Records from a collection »

_ _ _ _ _ _ _

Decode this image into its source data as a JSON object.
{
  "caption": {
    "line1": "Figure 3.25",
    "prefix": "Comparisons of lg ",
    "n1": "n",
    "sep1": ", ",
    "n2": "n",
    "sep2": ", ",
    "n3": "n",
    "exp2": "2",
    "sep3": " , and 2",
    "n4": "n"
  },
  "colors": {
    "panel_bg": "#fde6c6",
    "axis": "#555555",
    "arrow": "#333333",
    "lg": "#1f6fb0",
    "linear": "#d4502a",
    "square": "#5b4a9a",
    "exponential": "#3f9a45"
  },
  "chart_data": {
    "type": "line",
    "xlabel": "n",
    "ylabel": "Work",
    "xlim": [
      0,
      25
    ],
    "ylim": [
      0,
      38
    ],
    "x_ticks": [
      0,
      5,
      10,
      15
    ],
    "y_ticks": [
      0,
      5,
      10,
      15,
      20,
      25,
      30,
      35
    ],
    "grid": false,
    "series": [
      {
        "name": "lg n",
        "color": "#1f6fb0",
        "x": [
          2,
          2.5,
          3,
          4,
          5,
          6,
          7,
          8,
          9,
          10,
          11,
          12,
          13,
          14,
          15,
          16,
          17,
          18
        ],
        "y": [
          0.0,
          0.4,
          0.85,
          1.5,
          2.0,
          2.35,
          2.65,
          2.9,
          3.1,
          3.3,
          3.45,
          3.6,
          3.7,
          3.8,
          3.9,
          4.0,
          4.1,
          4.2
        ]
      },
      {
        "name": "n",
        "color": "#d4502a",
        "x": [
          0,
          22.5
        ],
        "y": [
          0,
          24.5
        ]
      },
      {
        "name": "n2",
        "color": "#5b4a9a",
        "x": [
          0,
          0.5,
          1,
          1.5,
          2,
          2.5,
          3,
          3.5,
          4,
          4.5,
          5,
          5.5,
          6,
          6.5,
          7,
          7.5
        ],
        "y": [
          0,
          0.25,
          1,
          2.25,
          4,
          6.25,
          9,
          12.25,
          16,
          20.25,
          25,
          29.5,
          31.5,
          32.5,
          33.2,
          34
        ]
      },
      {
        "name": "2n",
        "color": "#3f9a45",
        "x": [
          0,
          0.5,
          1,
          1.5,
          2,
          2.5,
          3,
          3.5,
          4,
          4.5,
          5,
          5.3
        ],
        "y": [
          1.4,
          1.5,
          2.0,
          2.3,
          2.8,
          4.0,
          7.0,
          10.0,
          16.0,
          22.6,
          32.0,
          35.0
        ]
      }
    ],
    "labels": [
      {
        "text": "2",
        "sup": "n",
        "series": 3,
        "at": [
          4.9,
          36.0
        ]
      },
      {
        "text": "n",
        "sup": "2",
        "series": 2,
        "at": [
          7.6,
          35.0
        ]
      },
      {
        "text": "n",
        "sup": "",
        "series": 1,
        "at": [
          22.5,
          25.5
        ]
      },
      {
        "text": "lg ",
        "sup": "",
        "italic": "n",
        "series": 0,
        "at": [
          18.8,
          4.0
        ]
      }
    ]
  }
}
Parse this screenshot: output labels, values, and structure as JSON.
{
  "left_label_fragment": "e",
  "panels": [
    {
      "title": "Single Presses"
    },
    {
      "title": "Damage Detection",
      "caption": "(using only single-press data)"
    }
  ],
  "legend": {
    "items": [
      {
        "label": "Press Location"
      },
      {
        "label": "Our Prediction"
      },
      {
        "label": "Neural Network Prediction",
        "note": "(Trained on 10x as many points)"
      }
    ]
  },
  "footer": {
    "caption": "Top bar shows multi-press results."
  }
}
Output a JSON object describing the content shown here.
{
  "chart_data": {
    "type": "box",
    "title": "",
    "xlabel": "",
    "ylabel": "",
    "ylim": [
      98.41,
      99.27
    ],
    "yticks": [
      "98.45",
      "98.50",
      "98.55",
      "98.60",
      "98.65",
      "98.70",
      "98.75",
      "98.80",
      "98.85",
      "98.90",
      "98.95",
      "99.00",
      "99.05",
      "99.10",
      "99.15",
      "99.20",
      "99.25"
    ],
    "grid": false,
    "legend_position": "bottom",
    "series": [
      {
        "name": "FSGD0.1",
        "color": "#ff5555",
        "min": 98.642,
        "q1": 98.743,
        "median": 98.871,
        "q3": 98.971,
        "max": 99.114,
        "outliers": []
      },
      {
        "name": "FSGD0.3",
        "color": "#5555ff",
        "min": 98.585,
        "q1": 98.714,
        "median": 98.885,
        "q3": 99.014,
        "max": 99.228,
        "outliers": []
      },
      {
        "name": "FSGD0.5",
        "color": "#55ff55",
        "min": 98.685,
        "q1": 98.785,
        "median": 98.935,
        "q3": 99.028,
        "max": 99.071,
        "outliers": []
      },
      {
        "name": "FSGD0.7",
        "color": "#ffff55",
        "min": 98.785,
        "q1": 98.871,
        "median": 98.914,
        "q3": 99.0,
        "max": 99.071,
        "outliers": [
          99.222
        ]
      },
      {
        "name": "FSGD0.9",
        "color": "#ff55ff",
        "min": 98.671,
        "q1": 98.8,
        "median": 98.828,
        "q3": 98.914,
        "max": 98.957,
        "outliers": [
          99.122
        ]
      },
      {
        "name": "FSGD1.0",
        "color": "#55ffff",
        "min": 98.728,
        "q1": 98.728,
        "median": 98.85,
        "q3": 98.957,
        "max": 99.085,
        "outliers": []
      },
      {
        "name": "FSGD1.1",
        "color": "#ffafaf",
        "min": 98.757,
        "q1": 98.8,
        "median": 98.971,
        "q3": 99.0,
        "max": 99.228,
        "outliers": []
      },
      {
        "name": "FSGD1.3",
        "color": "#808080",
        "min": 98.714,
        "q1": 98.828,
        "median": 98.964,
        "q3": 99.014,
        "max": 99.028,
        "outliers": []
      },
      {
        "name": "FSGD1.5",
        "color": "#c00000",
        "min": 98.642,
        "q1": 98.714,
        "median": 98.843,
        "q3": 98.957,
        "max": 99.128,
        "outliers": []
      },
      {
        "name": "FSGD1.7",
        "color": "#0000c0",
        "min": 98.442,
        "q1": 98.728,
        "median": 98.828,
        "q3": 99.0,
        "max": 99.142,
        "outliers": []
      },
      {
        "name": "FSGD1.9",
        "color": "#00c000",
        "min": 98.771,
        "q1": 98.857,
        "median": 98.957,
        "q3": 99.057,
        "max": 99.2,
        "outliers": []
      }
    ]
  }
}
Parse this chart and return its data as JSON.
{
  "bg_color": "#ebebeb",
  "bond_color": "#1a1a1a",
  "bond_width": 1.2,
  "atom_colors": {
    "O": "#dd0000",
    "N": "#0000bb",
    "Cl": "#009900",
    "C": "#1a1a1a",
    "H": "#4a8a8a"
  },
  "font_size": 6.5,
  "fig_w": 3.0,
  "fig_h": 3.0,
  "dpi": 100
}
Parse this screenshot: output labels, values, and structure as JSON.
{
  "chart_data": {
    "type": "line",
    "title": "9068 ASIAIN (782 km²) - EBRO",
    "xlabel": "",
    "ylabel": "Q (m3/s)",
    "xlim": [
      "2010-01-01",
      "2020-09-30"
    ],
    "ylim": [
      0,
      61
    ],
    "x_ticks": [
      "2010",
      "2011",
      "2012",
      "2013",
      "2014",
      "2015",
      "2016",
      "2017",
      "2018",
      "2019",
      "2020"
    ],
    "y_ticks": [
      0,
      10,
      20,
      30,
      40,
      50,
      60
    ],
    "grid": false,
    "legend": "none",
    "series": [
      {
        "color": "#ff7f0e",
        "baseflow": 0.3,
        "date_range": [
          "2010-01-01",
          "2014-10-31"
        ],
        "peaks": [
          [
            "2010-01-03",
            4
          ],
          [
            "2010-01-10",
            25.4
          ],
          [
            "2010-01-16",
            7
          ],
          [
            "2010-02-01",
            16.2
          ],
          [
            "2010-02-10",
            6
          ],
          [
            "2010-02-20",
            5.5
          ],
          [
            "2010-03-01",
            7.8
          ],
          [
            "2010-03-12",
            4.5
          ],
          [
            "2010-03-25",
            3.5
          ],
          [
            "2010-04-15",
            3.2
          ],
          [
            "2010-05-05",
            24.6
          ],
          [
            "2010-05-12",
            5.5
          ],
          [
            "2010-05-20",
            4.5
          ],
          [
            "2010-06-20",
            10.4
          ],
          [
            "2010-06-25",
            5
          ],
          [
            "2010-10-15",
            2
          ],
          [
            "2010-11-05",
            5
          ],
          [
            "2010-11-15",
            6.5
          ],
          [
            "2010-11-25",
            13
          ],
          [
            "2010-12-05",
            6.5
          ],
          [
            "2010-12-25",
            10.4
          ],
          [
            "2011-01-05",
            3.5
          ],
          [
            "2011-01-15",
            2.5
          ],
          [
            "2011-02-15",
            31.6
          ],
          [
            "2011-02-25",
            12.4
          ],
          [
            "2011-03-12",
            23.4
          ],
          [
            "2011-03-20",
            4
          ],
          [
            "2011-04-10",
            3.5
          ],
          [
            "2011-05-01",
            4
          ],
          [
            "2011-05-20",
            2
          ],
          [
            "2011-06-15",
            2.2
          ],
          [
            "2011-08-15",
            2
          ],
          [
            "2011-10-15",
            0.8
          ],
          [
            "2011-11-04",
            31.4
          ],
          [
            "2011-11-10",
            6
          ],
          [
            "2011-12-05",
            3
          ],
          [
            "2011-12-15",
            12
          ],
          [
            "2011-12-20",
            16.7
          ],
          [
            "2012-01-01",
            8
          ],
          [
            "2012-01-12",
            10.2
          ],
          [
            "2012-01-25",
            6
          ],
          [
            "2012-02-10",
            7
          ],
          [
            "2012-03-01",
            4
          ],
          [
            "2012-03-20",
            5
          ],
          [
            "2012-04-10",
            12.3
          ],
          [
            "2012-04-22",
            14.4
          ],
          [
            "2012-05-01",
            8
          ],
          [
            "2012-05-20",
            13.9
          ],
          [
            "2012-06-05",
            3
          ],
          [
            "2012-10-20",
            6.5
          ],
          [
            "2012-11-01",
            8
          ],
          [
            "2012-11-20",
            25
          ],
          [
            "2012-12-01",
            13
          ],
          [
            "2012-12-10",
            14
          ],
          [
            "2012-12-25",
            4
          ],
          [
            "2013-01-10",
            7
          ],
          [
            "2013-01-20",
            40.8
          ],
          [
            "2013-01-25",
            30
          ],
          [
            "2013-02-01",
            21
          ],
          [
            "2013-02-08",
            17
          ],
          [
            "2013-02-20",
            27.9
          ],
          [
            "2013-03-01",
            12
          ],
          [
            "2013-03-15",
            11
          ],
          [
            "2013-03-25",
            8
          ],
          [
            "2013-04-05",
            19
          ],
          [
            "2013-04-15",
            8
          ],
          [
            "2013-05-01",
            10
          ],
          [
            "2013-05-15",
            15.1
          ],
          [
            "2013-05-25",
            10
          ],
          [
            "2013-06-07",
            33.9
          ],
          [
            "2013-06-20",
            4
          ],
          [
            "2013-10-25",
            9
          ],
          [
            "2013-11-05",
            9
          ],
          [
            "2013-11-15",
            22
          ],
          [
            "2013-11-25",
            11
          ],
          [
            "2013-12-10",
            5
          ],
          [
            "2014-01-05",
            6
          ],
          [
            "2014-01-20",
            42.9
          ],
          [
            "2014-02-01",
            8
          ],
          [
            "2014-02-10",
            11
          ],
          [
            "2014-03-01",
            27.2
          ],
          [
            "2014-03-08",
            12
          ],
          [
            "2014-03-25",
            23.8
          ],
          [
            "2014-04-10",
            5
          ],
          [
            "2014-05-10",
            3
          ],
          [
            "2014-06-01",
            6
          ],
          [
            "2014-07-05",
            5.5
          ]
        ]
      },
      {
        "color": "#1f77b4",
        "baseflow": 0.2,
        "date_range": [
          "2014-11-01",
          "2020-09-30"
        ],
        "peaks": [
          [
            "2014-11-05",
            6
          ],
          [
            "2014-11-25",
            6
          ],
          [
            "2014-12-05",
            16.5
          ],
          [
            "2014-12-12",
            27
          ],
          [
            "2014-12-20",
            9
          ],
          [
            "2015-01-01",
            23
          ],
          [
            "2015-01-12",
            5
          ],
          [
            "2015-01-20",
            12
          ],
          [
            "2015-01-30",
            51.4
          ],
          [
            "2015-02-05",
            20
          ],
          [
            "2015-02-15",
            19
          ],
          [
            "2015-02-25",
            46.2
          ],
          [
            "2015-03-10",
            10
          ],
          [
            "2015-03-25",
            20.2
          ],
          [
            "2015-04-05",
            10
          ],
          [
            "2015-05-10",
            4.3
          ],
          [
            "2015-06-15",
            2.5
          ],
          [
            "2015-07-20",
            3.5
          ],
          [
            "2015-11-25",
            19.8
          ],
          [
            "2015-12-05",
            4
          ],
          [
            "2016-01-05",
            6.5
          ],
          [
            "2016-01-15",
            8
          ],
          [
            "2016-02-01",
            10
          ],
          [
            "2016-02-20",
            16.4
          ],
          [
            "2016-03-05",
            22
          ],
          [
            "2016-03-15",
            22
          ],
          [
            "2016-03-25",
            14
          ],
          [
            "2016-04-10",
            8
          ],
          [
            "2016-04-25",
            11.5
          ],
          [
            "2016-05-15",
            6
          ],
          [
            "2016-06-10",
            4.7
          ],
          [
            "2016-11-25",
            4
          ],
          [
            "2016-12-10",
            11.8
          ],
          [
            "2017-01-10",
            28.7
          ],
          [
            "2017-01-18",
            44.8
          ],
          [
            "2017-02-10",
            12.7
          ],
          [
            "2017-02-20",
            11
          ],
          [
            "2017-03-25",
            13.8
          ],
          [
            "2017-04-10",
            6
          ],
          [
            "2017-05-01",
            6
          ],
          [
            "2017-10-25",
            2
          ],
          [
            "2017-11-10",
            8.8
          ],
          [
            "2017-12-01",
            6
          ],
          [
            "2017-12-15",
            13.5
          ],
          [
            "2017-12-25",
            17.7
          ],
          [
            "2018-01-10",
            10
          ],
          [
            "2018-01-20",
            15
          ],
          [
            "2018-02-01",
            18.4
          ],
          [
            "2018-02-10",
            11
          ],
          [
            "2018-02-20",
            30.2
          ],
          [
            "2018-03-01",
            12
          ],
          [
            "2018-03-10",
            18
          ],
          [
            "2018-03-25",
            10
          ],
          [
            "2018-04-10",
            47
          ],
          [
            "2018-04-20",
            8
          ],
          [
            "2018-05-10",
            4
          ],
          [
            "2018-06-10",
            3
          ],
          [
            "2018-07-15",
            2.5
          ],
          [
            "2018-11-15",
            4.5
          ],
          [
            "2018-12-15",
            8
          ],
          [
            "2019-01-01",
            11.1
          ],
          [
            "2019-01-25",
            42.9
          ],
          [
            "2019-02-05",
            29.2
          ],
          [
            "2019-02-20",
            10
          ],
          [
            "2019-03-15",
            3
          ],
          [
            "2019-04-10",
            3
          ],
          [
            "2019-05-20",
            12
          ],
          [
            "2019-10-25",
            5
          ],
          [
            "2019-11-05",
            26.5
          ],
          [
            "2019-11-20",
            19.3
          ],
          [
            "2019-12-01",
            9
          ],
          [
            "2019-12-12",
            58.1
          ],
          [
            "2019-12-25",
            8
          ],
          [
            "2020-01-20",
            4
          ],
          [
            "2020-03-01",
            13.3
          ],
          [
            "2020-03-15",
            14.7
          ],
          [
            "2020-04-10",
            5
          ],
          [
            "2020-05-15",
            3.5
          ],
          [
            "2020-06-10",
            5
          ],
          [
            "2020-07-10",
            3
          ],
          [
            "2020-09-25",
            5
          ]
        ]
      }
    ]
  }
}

_ _ _ _ _ _ _

WHAT THE TASK ASKS » Find each line that has the word "JSON", then copy it out.

RESPONSE »
Decode this image into its source data as a JSON object.
Parse this screenshot: output labels, values, and structure as JSON.
Output a JSON object describing the content shown here.
Parse this chart and return its data as JSON.
Parse this screenshot: output labels, values, and structure as JSON.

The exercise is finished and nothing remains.